Locate each line in the records containing "true". Copy it.

- DATA TO PROCESS -
◆ ◆ ◆ ◆ ◆

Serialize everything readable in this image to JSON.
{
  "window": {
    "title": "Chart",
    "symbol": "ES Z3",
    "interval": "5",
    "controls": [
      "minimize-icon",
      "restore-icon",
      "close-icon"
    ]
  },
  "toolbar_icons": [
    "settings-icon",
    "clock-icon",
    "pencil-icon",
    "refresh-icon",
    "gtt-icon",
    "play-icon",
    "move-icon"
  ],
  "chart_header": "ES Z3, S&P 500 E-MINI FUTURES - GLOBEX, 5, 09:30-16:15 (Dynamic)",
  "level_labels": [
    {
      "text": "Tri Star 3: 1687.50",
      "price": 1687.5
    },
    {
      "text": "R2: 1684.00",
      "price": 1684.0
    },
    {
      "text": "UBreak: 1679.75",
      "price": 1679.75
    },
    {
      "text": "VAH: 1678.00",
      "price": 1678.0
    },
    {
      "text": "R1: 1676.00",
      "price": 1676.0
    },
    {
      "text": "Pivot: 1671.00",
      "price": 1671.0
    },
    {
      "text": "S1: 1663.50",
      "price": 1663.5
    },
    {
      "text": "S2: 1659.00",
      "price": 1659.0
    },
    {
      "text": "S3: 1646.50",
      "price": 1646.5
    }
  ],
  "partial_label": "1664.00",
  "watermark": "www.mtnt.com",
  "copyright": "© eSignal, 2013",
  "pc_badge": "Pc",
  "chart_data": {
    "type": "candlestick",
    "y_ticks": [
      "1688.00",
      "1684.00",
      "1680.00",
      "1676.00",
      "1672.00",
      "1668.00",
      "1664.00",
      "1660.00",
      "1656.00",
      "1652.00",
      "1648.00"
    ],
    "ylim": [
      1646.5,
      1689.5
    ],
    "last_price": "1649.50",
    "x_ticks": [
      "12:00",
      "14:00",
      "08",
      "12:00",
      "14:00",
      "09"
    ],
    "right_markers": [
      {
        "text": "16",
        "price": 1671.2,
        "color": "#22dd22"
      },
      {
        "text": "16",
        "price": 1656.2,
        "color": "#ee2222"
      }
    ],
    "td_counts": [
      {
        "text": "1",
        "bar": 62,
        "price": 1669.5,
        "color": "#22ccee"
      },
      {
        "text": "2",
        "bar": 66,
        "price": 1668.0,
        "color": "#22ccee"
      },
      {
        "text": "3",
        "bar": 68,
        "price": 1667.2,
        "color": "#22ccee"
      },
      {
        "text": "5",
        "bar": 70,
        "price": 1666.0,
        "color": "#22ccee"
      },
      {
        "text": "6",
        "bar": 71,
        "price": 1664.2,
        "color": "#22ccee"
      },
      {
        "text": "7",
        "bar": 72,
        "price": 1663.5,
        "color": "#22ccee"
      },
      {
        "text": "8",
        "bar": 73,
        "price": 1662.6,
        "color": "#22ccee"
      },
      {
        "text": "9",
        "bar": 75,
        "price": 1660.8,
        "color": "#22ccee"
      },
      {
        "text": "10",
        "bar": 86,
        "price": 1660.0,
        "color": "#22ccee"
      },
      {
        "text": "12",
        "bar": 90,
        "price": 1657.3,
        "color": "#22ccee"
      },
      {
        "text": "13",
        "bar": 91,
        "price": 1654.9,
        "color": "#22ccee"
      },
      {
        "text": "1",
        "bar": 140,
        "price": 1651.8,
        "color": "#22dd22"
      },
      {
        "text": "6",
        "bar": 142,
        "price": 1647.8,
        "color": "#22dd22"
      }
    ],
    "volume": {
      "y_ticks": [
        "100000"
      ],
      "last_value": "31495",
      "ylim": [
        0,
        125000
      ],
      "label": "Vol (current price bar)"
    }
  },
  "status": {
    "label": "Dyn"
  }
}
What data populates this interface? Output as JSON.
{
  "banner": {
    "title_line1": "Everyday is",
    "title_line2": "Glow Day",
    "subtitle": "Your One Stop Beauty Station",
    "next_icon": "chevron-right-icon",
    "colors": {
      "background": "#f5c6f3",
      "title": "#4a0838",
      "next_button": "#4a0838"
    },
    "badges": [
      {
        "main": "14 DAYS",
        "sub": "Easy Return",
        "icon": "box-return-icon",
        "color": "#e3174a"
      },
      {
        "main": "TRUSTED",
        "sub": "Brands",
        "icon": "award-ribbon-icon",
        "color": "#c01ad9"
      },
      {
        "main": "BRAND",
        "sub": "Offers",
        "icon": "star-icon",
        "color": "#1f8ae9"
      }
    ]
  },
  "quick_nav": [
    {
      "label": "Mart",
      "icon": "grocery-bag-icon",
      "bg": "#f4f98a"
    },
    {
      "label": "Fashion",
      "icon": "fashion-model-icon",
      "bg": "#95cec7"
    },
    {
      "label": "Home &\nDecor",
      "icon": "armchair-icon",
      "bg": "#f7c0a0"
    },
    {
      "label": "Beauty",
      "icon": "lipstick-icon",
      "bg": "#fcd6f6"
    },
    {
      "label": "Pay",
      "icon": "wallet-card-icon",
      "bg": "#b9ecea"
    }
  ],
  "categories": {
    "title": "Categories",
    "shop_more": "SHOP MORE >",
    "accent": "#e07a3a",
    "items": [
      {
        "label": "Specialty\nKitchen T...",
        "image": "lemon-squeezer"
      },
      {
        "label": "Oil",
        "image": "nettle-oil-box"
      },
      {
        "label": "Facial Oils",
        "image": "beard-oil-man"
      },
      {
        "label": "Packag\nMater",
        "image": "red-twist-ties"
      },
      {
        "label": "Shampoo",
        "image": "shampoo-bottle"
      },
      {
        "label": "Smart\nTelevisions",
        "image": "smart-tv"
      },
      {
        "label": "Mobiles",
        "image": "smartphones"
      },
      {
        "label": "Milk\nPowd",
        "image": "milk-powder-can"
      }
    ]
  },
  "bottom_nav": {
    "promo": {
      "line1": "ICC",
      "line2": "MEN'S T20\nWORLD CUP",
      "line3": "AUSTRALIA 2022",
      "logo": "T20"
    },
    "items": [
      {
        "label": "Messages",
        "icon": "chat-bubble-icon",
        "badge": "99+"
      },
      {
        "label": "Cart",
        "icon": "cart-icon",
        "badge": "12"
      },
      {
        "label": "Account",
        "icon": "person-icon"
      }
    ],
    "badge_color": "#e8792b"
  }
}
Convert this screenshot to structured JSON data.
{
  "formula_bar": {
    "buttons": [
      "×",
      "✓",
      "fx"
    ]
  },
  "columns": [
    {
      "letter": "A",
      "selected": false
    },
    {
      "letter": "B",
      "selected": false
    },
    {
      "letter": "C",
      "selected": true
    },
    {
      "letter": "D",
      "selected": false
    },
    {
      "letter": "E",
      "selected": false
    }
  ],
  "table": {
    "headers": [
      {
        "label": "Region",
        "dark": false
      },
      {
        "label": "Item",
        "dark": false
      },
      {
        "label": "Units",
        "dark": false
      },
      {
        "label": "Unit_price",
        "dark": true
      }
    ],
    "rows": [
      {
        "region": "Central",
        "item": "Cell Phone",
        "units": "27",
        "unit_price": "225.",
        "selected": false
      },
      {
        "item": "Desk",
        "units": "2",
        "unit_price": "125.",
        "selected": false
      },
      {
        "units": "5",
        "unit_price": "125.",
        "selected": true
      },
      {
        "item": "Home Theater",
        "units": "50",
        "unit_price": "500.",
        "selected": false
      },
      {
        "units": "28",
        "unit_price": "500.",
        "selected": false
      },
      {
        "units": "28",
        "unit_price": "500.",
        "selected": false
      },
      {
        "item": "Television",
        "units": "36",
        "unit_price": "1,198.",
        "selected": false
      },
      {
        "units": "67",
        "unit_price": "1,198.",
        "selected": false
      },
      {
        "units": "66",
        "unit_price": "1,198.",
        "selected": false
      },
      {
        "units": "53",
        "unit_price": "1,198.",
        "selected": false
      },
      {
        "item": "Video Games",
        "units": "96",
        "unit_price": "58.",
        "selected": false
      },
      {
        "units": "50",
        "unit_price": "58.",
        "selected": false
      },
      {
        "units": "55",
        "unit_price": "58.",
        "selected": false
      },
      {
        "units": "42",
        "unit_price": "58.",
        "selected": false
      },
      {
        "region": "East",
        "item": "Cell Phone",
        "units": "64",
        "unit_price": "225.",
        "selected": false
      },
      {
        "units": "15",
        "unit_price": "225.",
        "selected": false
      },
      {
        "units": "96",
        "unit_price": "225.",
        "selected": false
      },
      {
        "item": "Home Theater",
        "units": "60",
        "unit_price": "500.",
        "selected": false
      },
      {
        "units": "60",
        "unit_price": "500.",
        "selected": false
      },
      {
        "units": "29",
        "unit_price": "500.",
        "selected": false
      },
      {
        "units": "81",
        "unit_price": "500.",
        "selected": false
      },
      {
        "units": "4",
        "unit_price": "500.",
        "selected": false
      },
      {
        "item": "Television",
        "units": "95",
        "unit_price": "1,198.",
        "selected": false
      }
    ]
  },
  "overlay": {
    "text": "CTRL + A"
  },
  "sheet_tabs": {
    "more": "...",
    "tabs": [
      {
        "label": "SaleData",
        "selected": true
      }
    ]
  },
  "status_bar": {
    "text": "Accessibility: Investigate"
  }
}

◆ ◆ ◆ ◆ ◆

- ANSWER TO THIS TASK -
      "selected": true
        "dark": true
        "selected": true
        "selected": true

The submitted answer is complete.